--- BEGIN Source material ---
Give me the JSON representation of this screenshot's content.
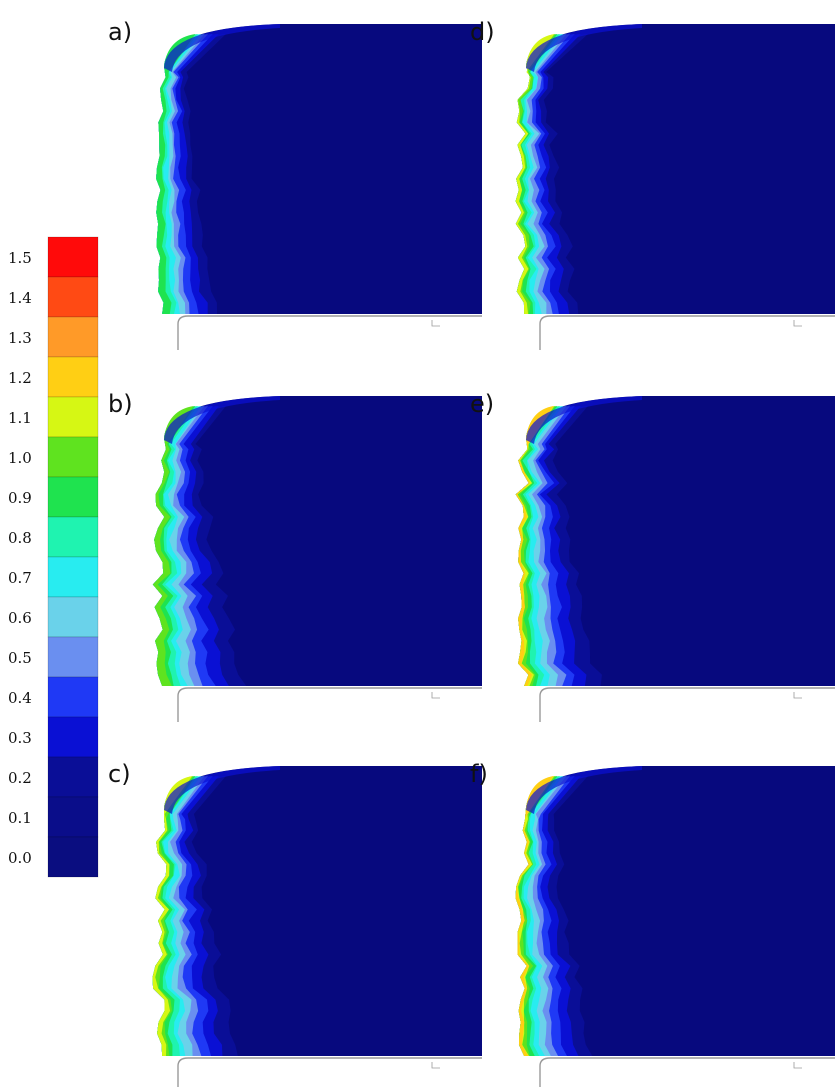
{
  "colorbar": {
    "levels": [
      {
        "label": "1.5",
        "color": "#ff0a0a"
      },
      {
        "label": "1.4",
        "color": "#ff4a14"
      },
      {
        "label": "1.3",
        "color": "#ff9a28"
      },
      {
        "label": "1.2",
        "color": "#ffcf14"
      },
      {
        "label": "1.1",
        "color": "#d6f714"
      },
      {
        "label": "1.0",
        "color": "#5fe31f"
      },
      {
        "label": "0.9",
        "color": "#1fe34f"
      },
      {
        "label": "0.8",
        "color": "#1ff3b0"
      },
      {
        "label": "0.7",
        "color": "#28ecf0"
      },
      {
        "label": "0.6",
        "color": "#6ad2ea"
      },
      {
        "label": "0.5",
        "color": "#6a8ff0"
      },
      {
        "label": "0.4",
        "color": "#1f39f5"
      },
      {
        "label": "0.3",
        "color": "#0a10d4"
      },
      {
        "label": "0.2",
        "color": "#0a0e97"
      },
      {
        "label": "0.1",
        "color": "#0a0d8a"
      },
      {
        "label": "0.0",
        "color": "#0a0d80"
      }
    ]
  },
  "panels": [
    {
      "id": "a",
      "label": "a)",
      "roughness": 0.4,
      "intensity": 0.55,
      "width_factor": 0.8
    },
    {
      "id": "d",
      "label": "d)",
      "roughness": 1.0,
      "intensity": 0.8,
      "width_factor": 0.8
    },
    {
      "id": "b",
      "label": "b)",
      "roughness": 0.8,
      "intensity": 0.7,
      "width_factor": 1.2
    },
    {
      "id": "e",
      "label": "e)",
      "roughness": 1.0,
      "intensity": 0.9,
      "width_factor": 1.1
    },
    {
      "id": "c",
      "label": "c)",
      "roughness": 0.9,
      "intensity": 0.85,
      "width_factor": 1.1
    },
    {
      "id": "f",
      "label": "f)",
      "roughness": 1.0,
      "intensity": 0.9,
      "width_factor": 1.0
    }
  ],
  "colors": {
    "background_field": "#07097e",
    "outline": "#9a9a9a"
  }
}
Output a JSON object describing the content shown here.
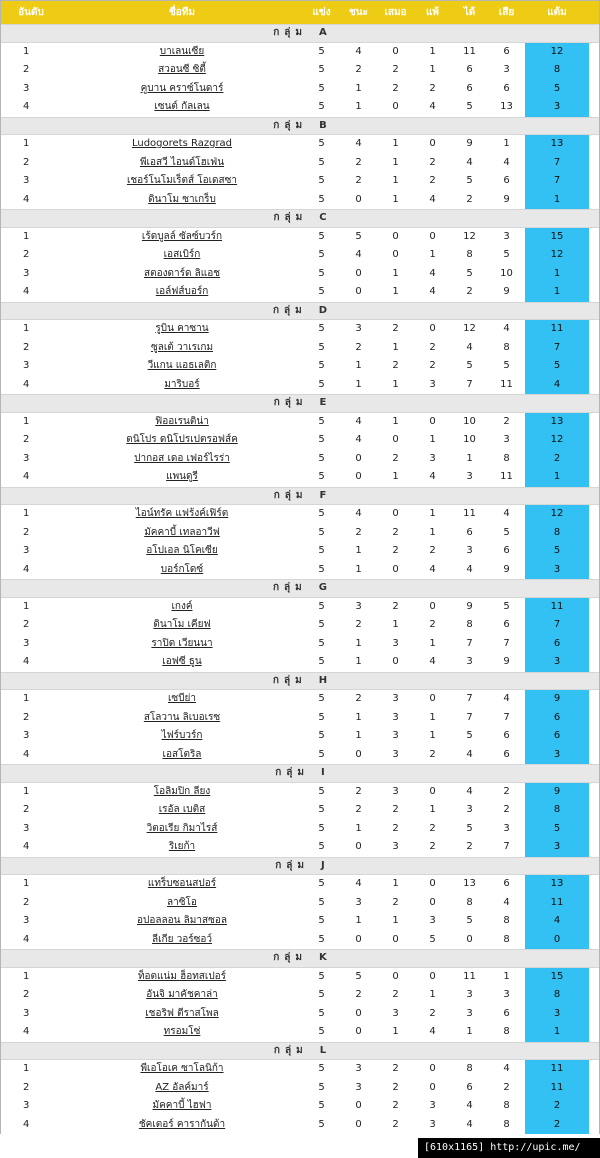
{
  "header": {
    "rank": "อันดับ",
    "team": "ชื่อทีม",
    "played": "แข่ง",
    "won": "ชนะ",
    "drawn": "เสมอ",
    "lost": "แพ้",
    "gf": "ได้",
    "ga": "เสีย",
    "points": "แต้ม"
  },
  "group_prefix": "กลุ่ม",
  "groups": [
    {
      "letter": "A",
      "teams": [
        {
          "rank": "1",
          "name": "บาเลนเซีย",
          "p": "5",
          "w": "4",
          "d": "0",
          "l": "1",
          "gf": "11",
          "ga": "6",
          "pts": "12"
        },
        {
          "rank": "2",
          "name": "สวอนซี ซิตี้",
          "p": "5",
          "w": "2",
          "d": "2",
          "l": "1",
          "gf": "6",
          "ga": "3",
          "pts": "8"
        },
        {
          "rank": "3",
          "name": "คูบาน คราซ์โนดาร์",
          "p": "5",
          "w": "1",
          "d": "2",
          "l": "2",
          "gf": "6",
          "ga": "6",
          "pts": "5"
        },
        {
          "rank": "4",
          "name": "เซนต์ กัลเลน",
          "p": "5",
          "w": "1",
          "d": "0",
          "l": "4",
          "gf": "5",
          "ga": "13",
          "pts": "3"
        }
      ]
    },
    {
      "letter": "B",
      "teams": [
        {
          "rank": "1",
          "name": "Ludogorets Razgrad",
          "p": "5",
          "w": "4",
          "d": "1",
          "l": "0",
          "gf": "9",
          "ga": "1",
          "pts": "13"
        },
        {
          "rank": "2",
          "name": "พีเอสวี ไอนด์โฮเฟ่น",
          "p": "5",
          "w": "2",
          "d": "1",
          "l": "2",
          "gf": "4",
          "ga": "4",
          "pts": "7"
        },
        {
          "rank": "3",
          "name": "เชอร์โนโมเร็ตส์ โอเดสซา",
          "p": "5",
          "w": "2",
          "d": "1",
          "l": "2",
          "gf": "5",
          "ga": "6",
          "pts": "7"
        },
        {
          "rank": "4",
          "name": "ดินาโม ซาเกร็บ",
          "p": "5",
          "w": "0",
          "d": "1",
          "l": "4",
          "gf": "2",
          "ga": "9",
          "pts": "1"
        }
      ]
    },
    {
      "letter": "C",
      "teams": [
        {
          "rank": "1",
          "name": "เร้ดบูลล์ ซัลซ์บวร์ก",
          "p": "5",
          "w": "5",
          "d": "0",
          "l": "0",
          "gf": "12",
          "ga": "3",
          "pts": "15"
        },
        {
          "rank": "2",
          "name": "เอสเบิร์ก",
          "p": "5",
          "w": "4",
          "d": "0",
          "l": "1",
          "gf": "8",
          "ga": "5",
          "pts": "12"
        },
        {
          "rank": "3",
          "name": "สตองดาร์ด ลิแอช",
          "p": "5",
          "w": "0",
          "d": "1",
          "l": "4",
          "gf": "5",
          "ga": "10",
          "pts": "1"
        },
        {
          "rank": "4",
          "name": "เอล์ฟส์บอร์ก",
          "p": "5",
          "w": "0",
          "d": "1",
          "l": "4",
          "gf": "2",
          "ga": "9",
          "pts": "1"
        }
      ]
    },
    {
      "letter": "D",
      "teams": [
        {
          "rank": "1",
          "name": "รูบิน คาซาน",
          "p": "5",
          "w": "3",
          "d": "2",
          "l": "0",
          "gf": "12",
          "ga": "4",
          "pts": "11"
        },
        {
          "rank": "2",
          "name": "ซูลเต้ วาเรเกม",
          "p": "5",
          "w": "2",
          "d": "1",
          "l": "2",
          "gf": "4",
          "ga": "8",
          "pts": "7"
        },
        {
          "rank": "3",
          "name": "วีแกน แอธเลติก",
          "p": "5",
          "w": "1",
          "d": "2",
          "l": "2",
          "gf": "5",
          "ga": "5",
          "pts": "5"
        },
        {
          "rank": "4",
          "name": "มาริบอร์",
          "p": "5",
          "w": "1",
          "d": "1",
          "l": "3",
          "gf": "7",
          "ga": "11",
          "pts": "4"
        }
      ]
    },
    {
      "letter": "E",
      "teams": [
        {
          "rank": "1",
          "name": "ฟิออเรนติน่า",
          "p": "5",
          "w": "4",
          "d": "1",
          "l": "0",
          "gf": "10",
          "ga": "2",
          "pts": "13"
        },
        {
          "rank": "2",
          "name": "ดนิโปร ดนิโปรเปตรอฟส์ค",
          "p": "5",
          "w": "4",
          "d": "0",
          "l": "1",
          "gf": "10",
          "ga": "3",
          "pts": "12"
        },
        {
          "rank": "3",
          "name": "ปากอส เดอ เฟอร์ไรร่า",
          "p": "5",
          "w": "0",
          "d": "2",
          "l": "3",
          "gf": "1",
          "ga": "8",
          "pts": "2"
        },
        {
          "rank": "4",
          "name": "แพนดูรี",
          "p": "5",
          "w": "0",
          "d": "1",
          "l": "4",
          "gf": "3",
          "ga": "11",
          "pts": "1"
        }
      ]
    },
    {
      "letter": "F",
      "teams": [
        {
          "rank": "1",
          "name": "ไอน์ทรัค แฟร้งค์เฟิร์ต",
          "p": "5",
          "w": "4",
          "d": "0",
          "l": "1",
          "gf": "11",
          "ga": "4",
          "pts": "12"
        },
        {
          "rank": "2",
          "name": "มัคคาบี้ เทลอาวีฟ",
          "p": "5",
          "w": "2",
          "d": "2",
          "l": "1",
          "gf": "6",
          "ga": "5",
          "pts": "8"
        },
        {
          "rank": "3",
          "name": "อโปเอล นิโคเซีย",
          "p": "5",
          "w": "1",
          "d": "2",
          "l": "2",
          "gf": "3",
          "ga": "6",
          "pts": "5"
        },
        {
          "rank": "4",
          "name": "บอร์กโดซ์",
          "p": "5",
          "w": "1",
          "d": "0",
          "l": "4",
          "gf": "4",
          "ga": "9",
          "pts": "3"
        }
      ]
    },
    {
      "letter": "G",
      "teams": [
        {
          "rank": "1",
          "name": "เกงค์",
          "p": "5",
          "w": "3",
          "d": "2",
          "l": "0",
          "gf": "9",
          "ga": "5",
          "pts": "11"
        },
        {
          "rank": "2",
          "name": "ดินาโม เคียฟ",
          "p": "5",
          "w": "2",
          "d": "1",
          "l": "2",
          "gf": "8",
          "ga": "6",
          "pts": "7"
        },
        {
          "rank": "3",
          "name": "ราปิด เวียนนา",
          "p": "5",
          "w": "1",
          "d": "3",
          "l": "1",
          "gf": "7",
          "ga": "7",
          "pts": "6"
        },
        {
          "rank": "4",
          "name": "เอฟซี ธูน",
          "p": "5",
          "w": "1",
          "d": "0",
          "l": "4",
          "gf": "3",
          "ga": "9",
          "pts": "3"
        }
      ]
    },
    {
      "letter": "H",
      "teams": [
        {
          "rank": "1",
          "name": "เซบีย่า",
          "p": "5",
          "w": "2",
          "d": "3",
          "l": "0",
          "gf": "7",
          "ga": "4",
          "pts": "9"
        },
        {
          "rank": "2",
          "name": "สโลวาน ลิเบอเรซ",
          "p": "5",
          "w": "1",
          "d": "3",
          "l": "1",
          "gf": "7",
          "ga": "7",
          "pts": "6"
        },
        {
          "rank": "3",
          "name": "ไฟร์บวร์ก",
          "p": "5",
          "w": "1",
          "d": "3",
          "l": "1",
          "gf": "5",
          "ga": "6",
          "pts": "6"
        },
        {
          "rank": "4",
          "name": "เอสโตริล",
          "p": "5",
          "w": "0",
          "d": "3",
          "l": "2",
          "gf": "4",
          "ga": "6",
          "pts": "3"
        }
      ]
    },
    {
      "letter": "I",
      "teams": [
        {
          "rank": "1",
          "name": "โอลิมปิก ลียง",
          "p": "5",
          "w": "2",
          "d": "3",
          "l": "0",
          "gf": "4",
          "ga": "2",
          "pts": "9"
        },
        {
          "rank": "2",
          "name": "เรอัล เบติส",
          "p": "5",
          "w": "2",
          "d": "2",
          "l": "1",
          "gf": "3",
          "ga": "2",
          "pts": "8"
        },
        {
          "rank": "3",
          "name": "วิตอเรีย กิมาไรส์",
          "p": "5",
          "w": "1",
          "d": "2",
          "l": "2",
          "gf": "5",
          "ga": "3",
          "pts": "5"
        },
        {
          "rank": "4",
          "name": "ริเยก้า",
          "p": "5",
          "w": "0",
          "d": "3",
          "l": "2",
          "gf": "2",
          "ga": "7",
          "pts": "3"
        }
      ]
    },
    {
      "letter": "J",
      "teams": [
        {
          "rank": "1",
          "name": "แทร็บซอนสปอร์",
          "p": "5",
          "w": "4",
          "d": "1",
          "l": "0",
          "gf": "13",
          "ga": "6",
          "pts": "13"
        },
        {
          "rank": "2",
          "name": "ลาซิโอ",
          "p": "5",
          "w": "3",
          "d": "2",
          "l": "0",
          "gf": "8",
          "ga": "4",
          "pts": "11"
        },
        {
          "rank": "3",
          "name": "อปอลลอน ลิมาสซอล",
          "p": "5",
          "w": "1",
          "d": "1",
          "l": "3",
          "gf": "5",
          "ga": "8",
          "pts": "4"
        },
        {
          "rank": "4",
          "name": "ลีเกีย วอร์ซอว์",
          "p": "5",
          "w": "0",
          "d": "0",
          "l": "5",
          "gf": "0",
          "ga": "8",
          "pts": "0"
        }
      ]
    },
    {
      "letter": "K",
      "teams": [
        {
          "rank": "1",
          "name": "ท็อตแน่ม ฮ็อทสเปอร์",
          "p": "5",
          "w": "5",
          "d": "0",
          "l": "0",
          "gf": "11",
          "ga": "1",
          "pts": "15"
        },
        {
          "rank": "2",
          "name": "อันจิ มาคัชคาล่า",
          "p": "5",
          "w": "2",
          "d": "2",
          "l": "1",
          "gf": "3",
          "ga": "3",
          "pts": "8"
        },
        {
          "rank": "3",
          "name": "เชอริฟ ตีราสโพล",
          "p": "5",
          "w": "0",
          "d": "3",
          "l": "2",
          "gf": "3",
          "ga": "6",
          "pts": "3"
        },
        {
          "rank": "4",
          "name": "ทรอมโซ่",
          "p": "5",
          "w": "0",
          "d": "1",
          "l": "4",
          "gf": "1",
          "ga": "8",
          "pts": "1"
        }
      ]
    },
    {
      "letter": "L",
      "teams": [
        {
          "rank": "1",
          "name": "พีเอโอเค ซาโลนิก้า",
          "p": "5",
          "w": "3",
          "d": "2",
          "l": "0",
          "gf": "8",
          "ga": "4",
          "pts": "11"
        },
        {
          "rank": "2",
          "name": "AZ อัลค์มาร์",
          "p": "5",
          "w": "3",
          "d": "2",
          "l": "0",
          "gf": "6",
          "ga": "2",
          "pts": "11"
        },
        {
          "rank": "3",
          "name": "มัคคาบี้ ไฮฟา",
          "p": "5",
          "w": "0",
          "d": "2",
          "l": "3",
          "gf": "4",
          "ga": "8",
          "pts": "2"
        },
        {
          "rank": "4",
          "name": "ชัคเตอร์ คารากันด้า",
          "p": "5",
          "w": "0",
          "d": "2",
          "l": "3",
          "gf": "4",
          "ga": "8",
          "pts": "2"
        }
      ]
    }
  ],
  "watermark": "[610x1165] http://upic.me/",
  "colors": {
    "header_bg": "#eecb14",
    "points_bg": "#33c0f2",
    "group_bg": "#e8e8e8"
  }
}
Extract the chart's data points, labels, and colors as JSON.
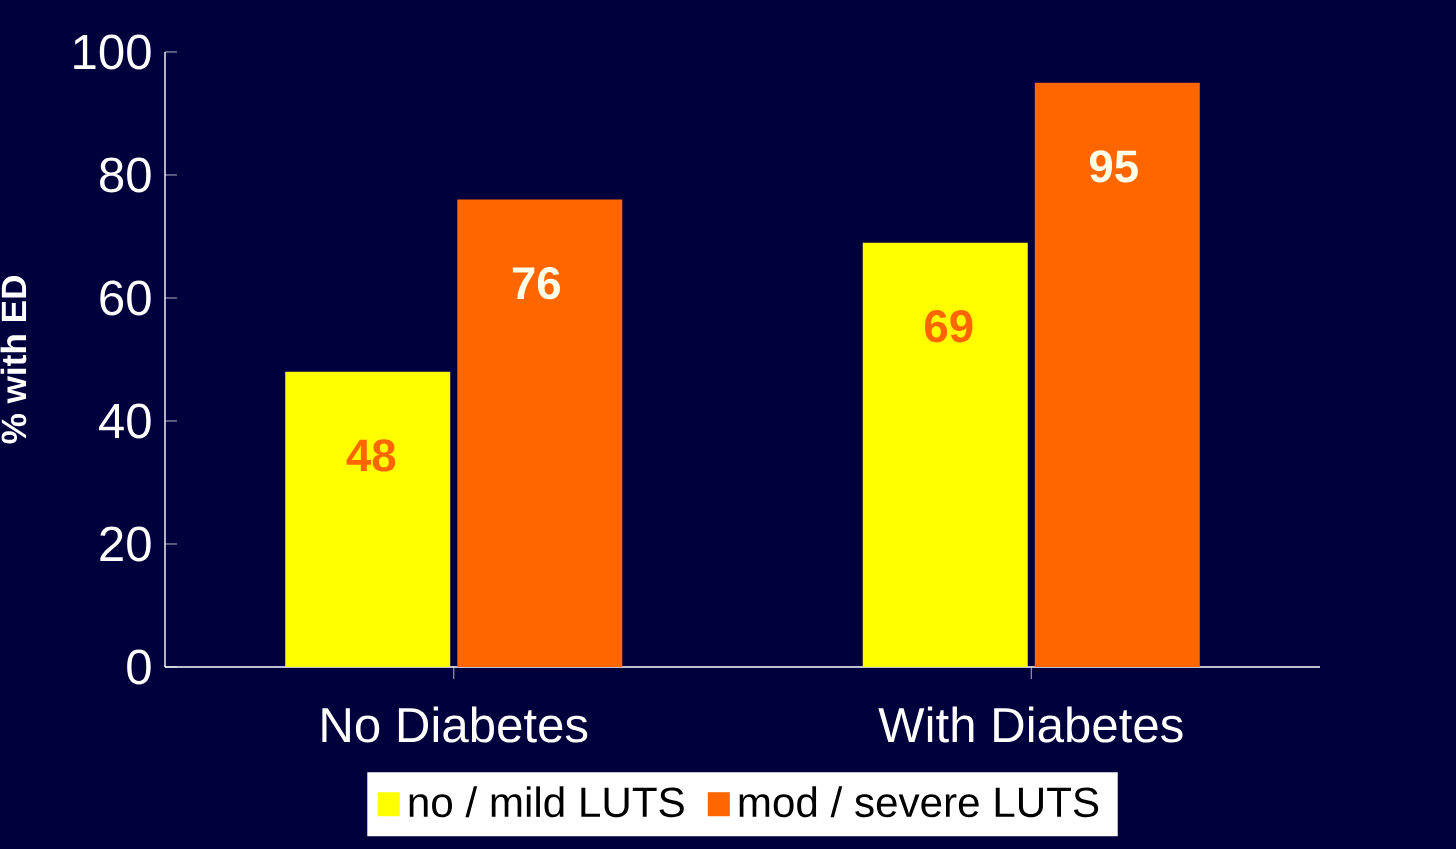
{
  "chart_data": {
    "type": "bar",
    "ylabel": "% with ED",
    "categories": [
      "No Diabetes",
      "With Diabetes"
    ],
    "series": [
      {
        "name": "no / mild LUTS",
        "color": "#ffff00",
        "values": [
          48,
          69
        ]
      },
      {
        "name": "mod / severe LUTS",
        "color": "#ff6600",
        "values": [
          76,
          95
        ]
      }
    ],
    "ylim": [
      0,
      100
    ],
    "yticks": [
      0,
      20,
      40,
      60,
      80,
      100
    ],
    "data_labels": true,
    "legend": "bottom"
  }
}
--- END Source material ---
■ Your objective ■
Read through the data and copy every line where "JSON" shows up.

■ Written solution ■
Give me the JSON representation of this screenshot's content.
Output a JSON object describing the content shown here.
Extract the chart's data points, labels, and colors as JSON.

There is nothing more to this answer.